--- TASK STATEMENT ---
Pictures appear in the records below; write out everything else exactly.

--- MATERIAL TO PROCESS ---
------------------------

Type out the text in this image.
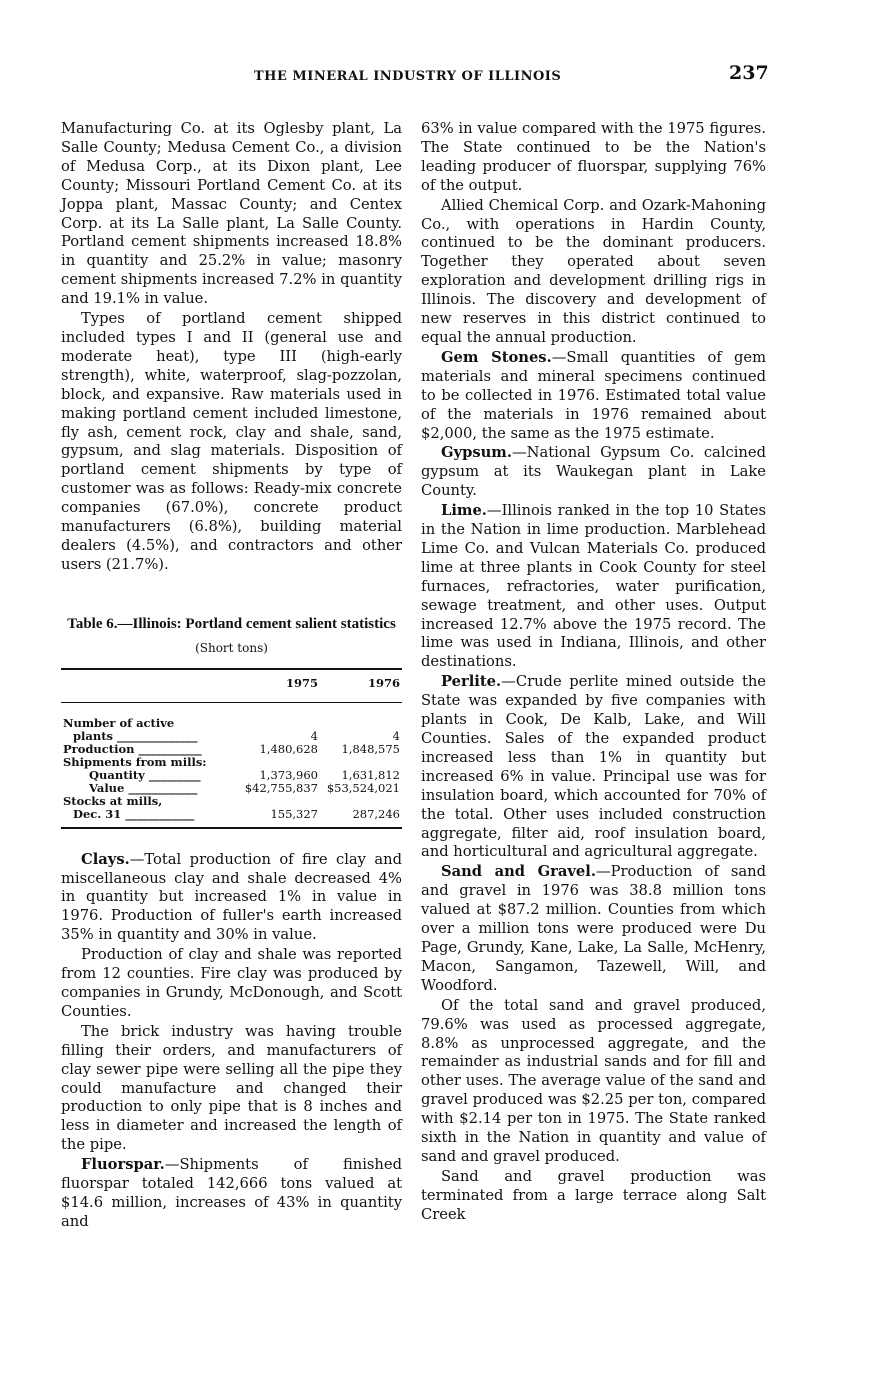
THE MINERAL INDUSTRY OF ILLINOIS	237

Manufacturing Co. at its Oglesby plant, La Salle County; Medusa Cement Co., a division of Medusa Corp., at its Dixon plant, Lee County; Missouri Portland Cement Co. at its Joppa plant, Massac County; and Centex Corp. at its La Salle plant, La Salle County. Portland cement shipments increased 18.8% in quantity and 25.2% in value; masonry cement shipments increased 7.2% in quantity and 19.1% in value.

Types of portland cement shipped included types I and II (general use and moderate heat), type III (high-early strength), white, waterproof, slag-pozzolan, block, and expansive. Raw materials used in making portland cement included limestone, fly ash, cement rock, clay and shale, sand, gypsum, and slag materials. Disposition of portland cement shipments by type of customer was as follows: Ready-mix concrete companies (67.0%), concrete product manufacturers (6.8%), building material dealers (4.5%), and contractors and other users (21.7%).

Table 6.—Illinois: Portland cement salient statistics
(Short tons)
	1975	1976
Number of active		
plants ______________	4	4
Production ___________	1,480,628	1,848,575
Shipments from mills:		
Quantity _________	1,373,960	1,631,812
Value ____________	$42,755,837	$53,524,021
Stocks at mills,		
Dec. 31 ____________	155,327	287,246

Clays.—Total production of fire clay and miscellaneous clay and shale decreased 4% in quantity but increased 1% in value in 1976. Production of fuller's earth increased 35% in quantity and 30% in value.

Production of clay and shale was reported from 12 counties. Fire clay was produced by companies in Grundy, McDonough, and Scott Counties.

The brick industry was having trouble filling their orders, and manufacturers of clay sewer pipe were selling all the pipe they could manufacture and changed their production to only pipe that is 8 inches and less in diameter and increased the length of the pipe.

Fluorspar.—Shipments of finished fluorspar totaled 142,666 tons valued at $14.6 million, increases of 43% in quantity and

63% in value compared with the 1975 figures. The State continued to be the Nation's leading producer of fluorspar, supplying 76% of the output.

Allied Chemical Corp. and Ozark-Mahoning Co., with operations in Hardin County, continued to be the dominant producers. Together they operated about seven exploration and development drilling rigs in Illinois. The discovery and development of new reserves in this district continued to equal the annual production.

Gem Stones.—Small quantities of gem materials and mineral specimens continued to be collected in 1976. Estimated total value of the materials in 1976 remained about $2,000, the same as the 1975 estimate.

Gypsum.—National Gypsum Co. calcined gypsum at its Waukegan plant in Lake County.

Lime.—Illinois ranked in the top 10 States in the Nation in lime production. Marblehead Lime Co. and Vulcan Materials Co. produced lime at three plants in Cook County for steel furnaces, refractories, water purification, sewage treatment, and other uses. Output increased 12.7% above the 1975 record. The lime was used in Indiana, Illinois, and other destinations.

Perlite.—Crude perlite mined outside the State was expanded by five companies with plants in Cook, De Kalb, Lake, and Will Counties. Sales of the expanded product increased less than 1% in quantity but increased 6% in value. Principal use was for insulation board, which accounted for 70% of the total. Other uses included construction aggregate, filter aid, roof insulation board, and horticultural and agricultural aggregate.

Sand and Gravel.—Production of sand and gravel in 1976 was 38.8 million tons valued at $87.2 million. Counties from which over a million tons were produced were Du Page, Grundy, Kane, Lake, La Salle, McHenry, Macon, Sangamon, Tazewell, Will, and Woodford.

Of the total sand and gravel produced, 79.6% was used as processed aggregate, 8.8% as unprocessed aggregate, and the remainder as industrial sands and for fill and other uses. The average value of the sand and gravel produced was $2.25 per ton, compared with $2.14 per ton in 1975. The State ranked sixth in the Nation in quantity and value of sand and gravel produced.

Sand and gravel production was terminated from a large terrace along Salt Creek
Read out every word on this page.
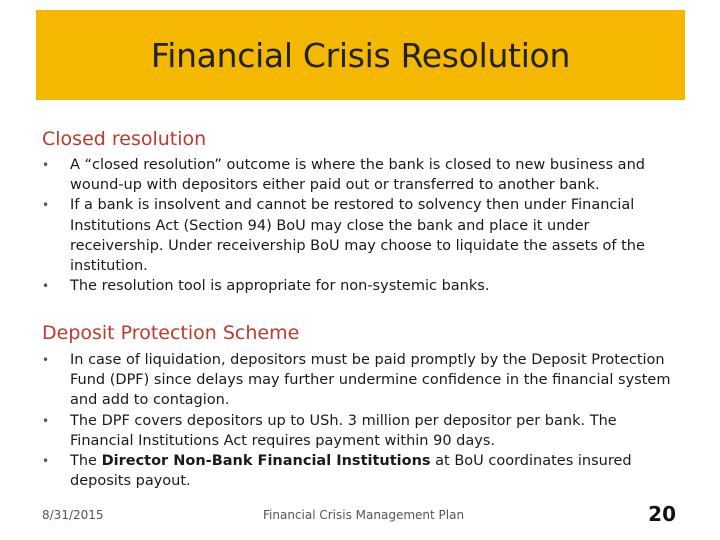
Financial Crisis Resolution
Closed resolution
• A “closed resolution” outcome is where the bank is closed to new business and wound-up with depositors either paid out or transferred to another bank.
• If a bank is insolvent and cannot be restored to solvency then under Financial Institutions Act (Section 94) BoU may close the bank and place it under receivership. Under receivership BoU may choose to liquidate the assets of the institution.
• The resolution tool is appropriate for non-systemic banks.
Deposit Protection Scheme
• In case of liquidation, depositors must be paid promptly by the Deposit Protection Fund (DPF) since delays may further undermine confidence in the financial system and add to contagion.
• The DPF covers depositors up to USh. 3 million per depositor per bank. The Financial Institutions Act requires payment within 90 days.
• The Director Non-Bank Financial Institutions at BoU coordinates insured deposits payout.
8/31/2015	Financial Crisis Management Plan	20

------------------------

--- TASK RESULT ---
Type out the text in this image.
THE MINERAL INDUSTRY OF ILLINOIS	237

Manufacturing Co. at its Oglesby plant, La Salle County; Medusa Cement Co., a division of Medusa Corp., at its Dixon plant, Lee County; Missouri Portland Cement Co. at its Joppa plant, Massac County; and Centex Corp. at its La Salle plant, La Salle County. Portland cement shipments increased 18.8% in quantity and 25.2% in value; masonry cement shipments increased 7.2% in quantity and 19.1% in value.

Types of portland cement shipped included types I and II (general use and moderate heat), type III (high-early strength), white, waterproof, slag-pozzolan, block, and expansive. Raw materials used in making portland cement included limestone, fly ash, cement rock, clay and shale, sand, gypsum, and slag materials. Disposition of portland cement shipments by type of customer was as follows: Ready-mix concrete companies (67.0%), concrete product manufacturers (6.8%), building material dealers (4.5%), and contractors and other users (21.7%).

Table 6.—Illinois: Portland cement salient statistics
(Short tons)
	1975	1976
Number of active		
plants ______________	4	4
Production ___________	1,480,628	1,848,575
Shipments from mills:		
Quantity _________	1,373,960	1,631,812
Value ____________	$42,755,837	$53,524,021
Stocks at mills,		
Dec. 31 ____________	155,327	287,246

Clays.—Total production of fire clay and miscellaneous clay and shale decreased 4% in quantity but increased 1% in value in 1976. Production of fuller's earth increased 35% in quantity and 30% in value.

Production of clay and shale was reported from 12 counties. Fire clay was produced by companies in Grundy, McDonough, and Scott Counties.

The brick industry was having trouble filling their orders, and manufacturers of clay sewer pipe were selling all the pipe they could manufacture and changed their production to only pipe that is 8 inches and less in diameter and increased the length of the pipe.

Fluorspar.—Shipments of finished fluorspar totaled 142,666 tons valued at $14.6 million, increases of 43% in quantity and

63% in value compared with the 1975 figures. The State continued to be the Nation's leading producer of fluorspar, supplying 76% of the output.

Allied Chemical Corp. and Ozark-Mahoning Co., with operations in Hardin County, continued to be the dominant producers. Together they operated about seven exploration and development drilling rigs in Illinois. The discovery and development of new reserves in this district continued to equal the annual production.

Gem Stones.—Small quantities of gem materials and mineral specimens continued to be collected in 1976. Estimated total value of the materials in 1976 remained about $2,000, the same as the 1975 estimate.

Gypsum.—National Gypsum Co. calcined gypsum at its Waukegan plant in Lake County.

Lime.—Illinois ranked in the top 10 States in the Nation in lime production. Marblehead Lime Co. and Vulcan Materials Co. produced lime at three plants in Cook County for steel furnaces, refractories, water purification, sewage treatment, and other uses. Output increased 12.7% above the 1975 record. The lime was used in Indiana, Illinois, and other destinations.

Perlite.—Crude perlite mined outside the State was expanded by five companies with plants in Cook, De Kalb, Lake, and Will Counties. Sales of the expanded product increased less than 1% in quantity but increased 6% in value. Principal use was for insulation board, which accounted for 70% of the total. Other uses included construction aggregate, filter aid, roof insulation board, and horticultural and agricultural aggregate.

Sand and Gravel.—Production of sand and gravel in 1976 was 38.8 million tons valued at $87.2 million. Counties from which over a million tons were produced were Du Page, Grundy, Kane, Lake, La Salle, McHenry, Macon, Sangamon, Tazewell, Will, and Woodford.

Of the total sand and gravel produced, 79.6% was used as processed aggregate, 8.8% as unprocessed aggregate, and the remainder as industrial sands and for fill and other uses. The average value of the sand and gravel produced was $2.25 per ton, compared with $2.14 per ton in 1975. The State ranked sixth in the Nation in quantity and value of sand and gravel produced.

Sand and gravel production was terminated from a large terrace along Salt Creek
Read out every word on this page.
Financial Crisis Resolution
Closed resolution
• A “closed resolution” outcome is where the bank is closed to new business and wound-up with depositors either paid out or transferred to another bank.
• If a bank is insolvent and cannot be restored to solvency then under Financial Institutions Act (Section 94) BoU may close the bank and place it under receivership. Under receivership BoU may choose to liquidate the assets of the institution.
• The resolution tool is appropriate for non-systemic banks.
Deposit Protection Scheme
• In case of liquidation, depositors must be paid promptly by the Deposit Protection Fund (DPF) since delays may further undermine confidence in the financial system and add to contagion.
• The DPF covers depositors up to USh. 3 million per depositor per bank. The Financial Institutions Act requires payment within 90 days.
• The Director Non-Bank Financial Institutions at BoU coordinates insured deposits payout.
8/31/2015	Financial Crisis Management Plan	20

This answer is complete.